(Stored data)
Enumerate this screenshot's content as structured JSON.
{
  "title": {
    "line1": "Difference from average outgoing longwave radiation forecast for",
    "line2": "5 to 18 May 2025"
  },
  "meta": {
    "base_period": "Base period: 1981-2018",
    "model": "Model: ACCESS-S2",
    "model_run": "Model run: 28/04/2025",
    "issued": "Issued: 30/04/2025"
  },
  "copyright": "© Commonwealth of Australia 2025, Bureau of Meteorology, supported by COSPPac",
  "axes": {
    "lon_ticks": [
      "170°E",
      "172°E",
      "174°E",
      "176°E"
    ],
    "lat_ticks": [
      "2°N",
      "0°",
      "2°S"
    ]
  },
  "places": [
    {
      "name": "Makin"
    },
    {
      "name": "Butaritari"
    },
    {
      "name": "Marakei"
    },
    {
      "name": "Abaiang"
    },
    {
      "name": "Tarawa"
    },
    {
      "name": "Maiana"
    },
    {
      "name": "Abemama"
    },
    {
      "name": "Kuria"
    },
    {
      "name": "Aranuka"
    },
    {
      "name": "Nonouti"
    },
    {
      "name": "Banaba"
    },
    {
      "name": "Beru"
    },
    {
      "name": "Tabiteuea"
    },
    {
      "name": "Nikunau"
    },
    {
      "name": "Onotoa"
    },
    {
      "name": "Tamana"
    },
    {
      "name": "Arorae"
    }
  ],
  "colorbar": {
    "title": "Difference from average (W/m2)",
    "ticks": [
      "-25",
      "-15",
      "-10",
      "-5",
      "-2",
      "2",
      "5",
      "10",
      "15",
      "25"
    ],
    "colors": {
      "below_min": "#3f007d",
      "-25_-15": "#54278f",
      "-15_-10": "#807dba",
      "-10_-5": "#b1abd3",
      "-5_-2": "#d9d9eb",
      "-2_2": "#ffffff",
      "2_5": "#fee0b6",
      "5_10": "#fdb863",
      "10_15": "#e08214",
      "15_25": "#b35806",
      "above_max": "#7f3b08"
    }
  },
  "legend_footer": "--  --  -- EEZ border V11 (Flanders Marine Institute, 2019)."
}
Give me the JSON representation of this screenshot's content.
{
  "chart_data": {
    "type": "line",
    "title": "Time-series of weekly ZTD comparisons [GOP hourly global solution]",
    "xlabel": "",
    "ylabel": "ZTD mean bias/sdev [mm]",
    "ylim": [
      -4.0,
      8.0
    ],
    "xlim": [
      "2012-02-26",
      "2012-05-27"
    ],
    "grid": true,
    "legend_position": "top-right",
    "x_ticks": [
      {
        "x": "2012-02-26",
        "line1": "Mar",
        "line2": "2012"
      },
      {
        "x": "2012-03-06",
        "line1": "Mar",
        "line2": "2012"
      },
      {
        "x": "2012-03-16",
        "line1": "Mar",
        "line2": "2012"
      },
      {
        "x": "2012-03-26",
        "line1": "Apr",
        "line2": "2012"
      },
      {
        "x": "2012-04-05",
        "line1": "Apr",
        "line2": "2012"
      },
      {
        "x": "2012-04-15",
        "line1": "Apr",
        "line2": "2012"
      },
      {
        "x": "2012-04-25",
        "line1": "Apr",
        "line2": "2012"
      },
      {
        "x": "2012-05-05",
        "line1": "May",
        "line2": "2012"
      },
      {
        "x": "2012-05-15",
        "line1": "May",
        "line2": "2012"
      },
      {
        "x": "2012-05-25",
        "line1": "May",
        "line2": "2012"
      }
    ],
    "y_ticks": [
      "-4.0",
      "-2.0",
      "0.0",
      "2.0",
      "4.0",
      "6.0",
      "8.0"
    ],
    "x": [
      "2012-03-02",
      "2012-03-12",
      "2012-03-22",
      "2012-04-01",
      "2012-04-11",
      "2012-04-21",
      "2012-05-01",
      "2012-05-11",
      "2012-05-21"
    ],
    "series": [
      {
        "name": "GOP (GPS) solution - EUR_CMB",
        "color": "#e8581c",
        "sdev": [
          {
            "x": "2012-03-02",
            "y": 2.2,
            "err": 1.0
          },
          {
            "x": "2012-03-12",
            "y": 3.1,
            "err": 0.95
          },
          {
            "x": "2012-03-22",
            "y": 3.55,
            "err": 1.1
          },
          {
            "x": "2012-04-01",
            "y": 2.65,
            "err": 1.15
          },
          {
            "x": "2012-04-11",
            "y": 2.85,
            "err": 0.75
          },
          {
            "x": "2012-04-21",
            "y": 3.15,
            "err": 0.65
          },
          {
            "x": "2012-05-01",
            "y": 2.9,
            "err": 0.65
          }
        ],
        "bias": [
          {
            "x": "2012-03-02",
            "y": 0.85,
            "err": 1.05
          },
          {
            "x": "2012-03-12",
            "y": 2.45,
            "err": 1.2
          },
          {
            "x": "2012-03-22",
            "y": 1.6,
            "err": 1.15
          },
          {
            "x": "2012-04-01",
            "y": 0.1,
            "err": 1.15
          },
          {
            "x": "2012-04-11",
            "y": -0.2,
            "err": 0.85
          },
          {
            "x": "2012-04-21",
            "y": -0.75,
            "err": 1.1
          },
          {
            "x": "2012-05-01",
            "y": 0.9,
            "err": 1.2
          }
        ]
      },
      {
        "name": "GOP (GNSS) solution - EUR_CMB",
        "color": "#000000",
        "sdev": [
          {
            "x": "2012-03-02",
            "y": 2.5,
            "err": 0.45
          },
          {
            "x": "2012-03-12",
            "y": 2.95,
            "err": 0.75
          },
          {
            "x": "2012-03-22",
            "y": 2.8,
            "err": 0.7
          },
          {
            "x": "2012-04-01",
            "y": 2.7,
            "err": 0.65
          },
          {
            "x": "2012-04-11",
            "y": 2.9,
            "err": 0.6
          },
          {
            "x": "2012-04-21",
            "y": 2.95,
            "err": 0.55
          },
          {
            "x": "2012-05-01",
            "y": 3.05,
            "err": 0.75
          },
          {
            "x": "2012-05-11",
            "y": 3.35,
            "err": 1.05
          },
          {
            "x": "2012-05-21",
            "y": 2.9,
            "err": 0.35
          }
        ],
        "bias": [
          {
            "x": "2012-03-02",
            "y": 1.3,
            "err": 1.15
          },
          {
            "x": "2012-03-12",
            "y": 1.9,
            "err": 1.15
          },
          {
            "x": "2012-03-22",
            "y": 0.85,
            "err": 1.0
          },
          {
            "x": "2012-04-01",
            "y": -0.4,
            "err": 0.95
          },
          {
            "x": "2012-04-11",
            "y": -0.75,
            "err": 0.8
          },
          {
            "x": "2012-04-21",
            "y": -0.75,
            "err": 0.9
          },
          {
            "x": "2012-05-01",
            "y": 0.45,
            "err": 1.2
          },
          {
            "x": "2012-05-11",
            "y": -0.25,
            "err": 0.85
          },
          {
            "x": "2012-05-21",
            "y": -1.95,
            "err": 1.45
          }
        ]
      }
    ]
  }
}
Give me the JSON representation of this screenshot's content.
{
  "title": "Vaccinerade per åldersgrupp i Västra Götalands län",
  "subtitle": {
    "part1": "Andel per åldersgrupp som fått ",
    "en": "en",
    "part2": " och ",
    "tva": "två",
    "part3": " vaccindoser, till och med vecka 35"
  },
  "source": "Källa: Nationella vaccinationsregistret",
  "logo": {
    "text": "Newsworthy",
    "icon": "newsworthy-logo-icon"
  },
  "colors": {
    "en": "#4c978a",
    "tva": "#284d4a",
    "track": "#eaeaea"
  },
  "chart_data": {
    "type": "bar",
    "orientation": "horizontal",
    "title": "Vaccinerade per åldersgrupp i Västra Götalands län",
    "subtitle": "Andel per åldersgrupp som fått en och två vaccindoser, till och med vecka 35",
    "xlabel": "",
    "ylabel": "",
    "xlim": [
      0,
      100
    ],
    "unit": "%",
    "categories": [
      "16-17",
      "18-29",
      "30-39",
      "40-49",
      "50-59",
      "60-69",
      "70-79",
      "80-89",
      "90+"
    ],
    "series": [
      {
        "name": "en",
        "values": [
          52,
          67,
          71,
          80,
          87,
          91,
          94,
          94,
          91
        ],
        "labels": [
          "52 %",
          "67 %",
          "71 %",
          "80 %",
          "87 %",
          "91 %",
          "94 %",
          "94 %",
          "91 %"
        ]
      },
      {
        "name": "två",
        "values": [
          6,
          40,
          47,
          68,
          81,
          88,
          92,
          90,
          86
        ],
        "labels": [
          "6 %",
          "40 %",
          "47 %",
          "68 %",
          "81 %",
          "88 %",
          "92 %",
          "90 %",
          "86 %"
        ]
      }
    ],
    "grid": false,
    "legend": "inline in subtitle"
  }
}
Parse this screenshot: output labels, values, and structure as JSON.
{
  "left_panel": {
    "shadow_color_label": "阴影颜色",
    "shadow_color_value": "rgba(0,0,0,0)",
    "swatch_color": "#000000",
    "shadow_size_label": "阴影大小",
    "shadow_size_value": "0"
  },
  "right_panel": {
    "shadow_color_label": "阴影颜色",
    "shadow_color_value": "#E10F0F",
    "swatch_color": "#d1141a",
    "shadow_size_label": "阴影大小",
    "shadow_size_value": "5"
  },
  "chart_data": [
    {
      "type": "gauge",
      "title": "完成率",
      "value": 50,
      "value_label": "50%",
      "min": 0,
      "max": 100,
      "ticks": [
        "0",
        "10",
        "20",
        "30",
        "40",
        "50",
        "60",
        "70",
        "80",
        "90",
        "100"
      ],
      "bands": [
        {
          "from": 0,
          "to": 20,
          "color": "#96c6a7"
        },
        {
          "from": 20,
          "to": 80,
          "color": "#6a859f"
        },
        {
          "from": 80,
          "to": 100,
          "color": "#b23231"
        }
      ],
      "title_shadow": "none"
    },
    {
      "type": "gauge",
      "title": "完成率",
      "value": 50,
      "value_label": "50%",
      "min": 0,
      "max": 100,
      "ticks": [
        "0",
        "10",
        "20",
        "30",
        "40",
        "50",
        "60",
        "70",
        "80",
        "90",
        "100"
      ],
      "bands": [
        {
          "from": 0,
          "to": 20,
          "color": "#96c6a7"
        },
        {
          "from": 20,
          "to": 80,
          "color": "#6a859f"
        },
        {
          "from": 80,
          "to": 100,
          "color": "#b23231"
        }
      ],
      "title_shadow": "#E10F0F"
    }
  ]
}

→ **PROBLEM DETAILS**: Which lines in the listing above hold the word "Västra"? Show each of them.

→ **EXPECTED ANSWER**:
  "title": "Vaccinerade per åldersgrupp i Västra Götalands län",
    "title": "Vaccinerade per åldersgrupp i Västra Götalands län",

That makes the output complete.